• Исходный текст
■ ■ ■ ■

-- Подохли. И хрeнъ съ ними. Мнe и безъ родителевъ не хуже...
Я повернулся къ нему. Это былъ мальчишка лeтъ 15--16-ти, съ упрямымъ лбомъ и темными, озлобленными глазами.
-- Ой-ли?
-- А на хрeна они мнe сдались? Живу вотъ и безъ нихъ.
-- И хорошо живешь?
Мальчишка посмотрeлъ на меня злобно:
-- Да вотъ, какъ хочу, такъ и живу...
-- Ужъ будто? -- Въ отвeтъ мальчишка выругался -- вонюче и виртуозно...
-- Вотъ, -- сказалъ я, -- eлъ бы ты борщъ, сваренный матерью, а не лагерную баланду. Учился бы, въ футболъ игралъ.. Вши бы не eли.
-- А ну тебя къ.... матери, -- сказалъ мальчишка, густо сплюнулъ въ костеръ и ушелъ, на ходу независимо подтягивая свои спадающiе штаны. Отойдя шаговъ десятокъ, оглянулся, плюнулъ еще разъ и бросилъ по моему адресу:
-- Вотъ тоже еще стерва выискалась!..
Въ глазахъ его ненависть...
___
Позже, по дорогe изъ колонiи дальше на сeверъ, я все вспоминалъ этого мальчишку съ его отвратительнымъ сквернословiемъ и съ ненавистью въ глазахъ и думалъ о полной, такъ сказать, законности, о неизбeжной обусловленности вотъ этакой психологiи. Не несчастная случайность, а общество, организованное въ государство, лишило этого мальчишку его родителей. Его никто не подобралъ и ему никто не помогъ. Съ первыхъ же шаговъ своего "самостоятельнаго" и мало-мальски сознательнаго существованiя онъ былъ поставленъ передъ альтернативой -- или помереть съ голоду, или нарушать общественные законы въ ихъ самой элементарнeйшей формe. Вотъ одинъ изъ случаевъ такого нарушенiя:
Дeло было на базарe въ Одессe въ 1925 или 1926 году. Какой-то безпризорникъ вырвалъ изъ рукъ какой-то дамочки каравай хлeба и бросился бeжать. Дамочка подняла крикъ, мальчишку какъ-то сбили съ ногъ. Падая, мальчишка въ кровь разбилъ себe лицо о мостовую. Дамочка подбeжала и стала колотить его ногой въ спину и въ бокъ. Примeру дамочки послeдовалъ и еще кое-кто. Съ дамочкой, впрочемъ, было поступлено не по хорошему: какой-то студентъ звeрской пощечиной сбилъ ее съ ногъ. Но не въ этомъ дeло: лежа на землe, окровавленный и избиваемый, ежась и подставляя подъ удары наиболeе выносливыя части своего тeла, мальчишка съ жадной торопливостью рвалъ зубами и, {418} не жуя, проглатывалъ куски измазаннаго въ крови и грязи хлeба. Потомъ окровавленнаго мальчишку поволокли въ милицiю. Онъ шелъ, всхлипывая, утирая рукавомъ слезы и кровь и продолжая съ той же жадной спeшкой дожевывать такой цeной отвоеванный отъ судьбы кусокъ пищи.

■ ■ ■ ■

• Что нужно сделать
Пожалуйста, изложите исходный текст о беспризорном мальчишке в трех предложениях.

■ ■ ■ ■

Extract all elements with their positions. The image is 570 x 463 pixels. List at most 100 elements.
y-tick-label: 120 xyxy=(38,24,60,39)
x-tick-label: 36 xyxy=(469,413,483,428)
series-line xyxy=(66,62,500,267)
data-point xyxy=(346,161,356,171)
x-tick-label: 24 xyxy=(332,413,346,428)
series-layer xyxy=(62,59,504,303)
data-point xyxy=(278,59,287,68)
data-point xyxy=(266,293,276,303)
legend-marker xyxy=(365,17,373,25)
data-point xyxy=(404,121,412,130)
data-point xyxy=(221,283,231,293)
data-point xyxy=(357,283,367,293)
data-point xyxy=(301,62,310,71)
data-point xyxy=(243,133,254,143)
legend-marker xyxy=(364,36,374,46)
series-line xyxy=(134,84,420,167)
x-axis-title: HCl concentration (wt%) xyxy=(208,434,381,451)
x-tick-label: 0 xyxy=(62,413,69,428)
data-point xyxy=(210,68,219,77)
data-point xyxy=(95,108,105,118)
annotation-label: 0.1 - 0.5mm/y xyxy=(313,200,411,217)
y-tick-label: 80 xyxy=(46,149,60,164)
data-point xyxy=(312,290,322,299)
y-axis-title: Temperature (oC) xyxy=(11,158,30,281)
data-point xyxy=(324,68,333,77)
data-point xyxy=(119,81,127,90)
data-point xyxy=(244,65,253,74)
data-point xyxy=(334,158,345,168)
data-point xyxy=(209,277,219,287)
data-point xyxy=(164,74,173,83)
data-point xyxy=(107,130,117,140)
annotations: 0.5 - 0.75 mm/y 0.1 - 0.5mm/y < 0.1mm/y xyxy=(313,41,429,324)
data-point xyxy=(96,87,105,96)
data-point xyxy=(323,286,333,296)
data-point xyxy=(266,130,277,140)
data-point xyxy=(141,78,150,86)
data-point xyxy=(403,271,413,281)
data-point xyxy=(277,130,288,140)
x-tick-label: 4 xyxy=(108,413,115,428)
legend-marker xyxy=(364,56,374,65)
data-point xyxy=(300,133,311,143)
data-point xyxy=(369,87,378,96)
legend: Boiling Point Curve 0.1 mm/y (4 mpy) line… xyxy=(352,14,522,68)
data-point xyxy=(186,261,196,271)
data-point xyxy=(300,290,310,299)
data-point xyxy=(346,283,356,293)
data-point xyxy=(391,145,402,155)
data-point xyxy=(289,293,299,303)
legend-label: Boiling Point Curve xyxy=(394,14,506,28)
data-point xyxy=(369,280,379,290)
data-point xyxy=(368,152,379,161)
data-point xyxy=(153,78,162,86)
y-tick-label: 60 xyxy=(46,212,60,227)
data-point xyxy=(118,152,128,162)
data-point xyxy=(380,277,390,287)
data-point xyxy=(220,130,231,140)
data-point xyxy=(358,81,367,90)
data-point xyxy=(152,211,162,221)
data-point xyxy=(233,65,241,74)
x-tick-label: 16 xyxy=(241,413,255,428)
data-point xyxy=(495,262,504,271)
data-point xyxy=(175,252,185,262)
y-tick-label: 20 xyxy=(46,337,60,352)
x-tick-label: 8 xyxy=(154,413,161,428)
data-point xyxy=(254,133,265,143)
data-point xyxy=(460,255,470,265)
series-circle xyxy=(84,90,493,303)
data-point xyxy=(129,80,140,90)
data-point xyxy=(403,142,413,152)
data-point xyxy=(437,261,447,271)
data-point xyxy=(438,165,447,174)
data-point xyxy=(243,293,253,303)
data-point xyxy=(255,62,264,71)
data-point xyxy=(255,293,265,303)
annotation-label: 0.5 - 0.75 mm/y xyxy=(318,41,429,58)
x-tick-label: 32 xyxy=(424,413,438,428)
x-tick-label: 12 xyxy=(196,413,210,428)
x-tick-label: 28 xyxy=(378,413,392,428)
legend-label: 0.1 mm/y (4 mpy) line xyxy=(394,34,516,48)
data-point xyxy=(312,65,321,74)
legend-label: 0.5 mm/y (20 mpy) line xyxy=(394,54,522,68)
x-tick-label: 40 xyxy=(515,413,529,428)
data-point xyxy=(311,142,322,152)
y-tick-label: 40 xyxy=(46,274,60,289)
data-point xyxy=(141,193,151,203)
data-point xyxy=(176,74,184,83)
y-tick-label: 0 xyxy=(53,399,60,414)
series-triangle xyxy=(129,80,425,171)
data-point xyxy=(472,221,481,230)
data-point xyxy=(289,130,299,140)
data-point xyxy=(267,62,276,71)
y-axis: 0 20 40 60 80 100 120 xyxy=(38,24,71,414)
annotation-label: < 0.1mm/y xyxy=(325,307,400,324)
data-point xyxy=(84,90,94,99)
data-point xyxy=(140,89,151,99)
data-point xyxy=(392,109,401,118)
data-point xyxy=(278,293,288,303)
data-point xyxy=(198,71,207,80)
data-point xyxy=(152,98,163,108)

■ ■ ■ ■

• Решение задания
Подросток лет 15–16, оставшийся без родителей, грубо отвечает рассказчику, что живет без них как хочет, ругается и уходит с ненавистью в глазах. Позже рассказчик размышляет о том, что родителей мальчишку лишило общество, организованное в государство, и что тот оказался перед выбором: умереть с голоду или нарушать общественные законы. В пример такого нарушения приводится случай на одесском базаре в 1925 или 1926 году, когда беспризорник вырвал у дамочки каравай и, лежа избитым на мостовой, торопливо глотал окровавленный хлеб, а потом его поволокли в милицию.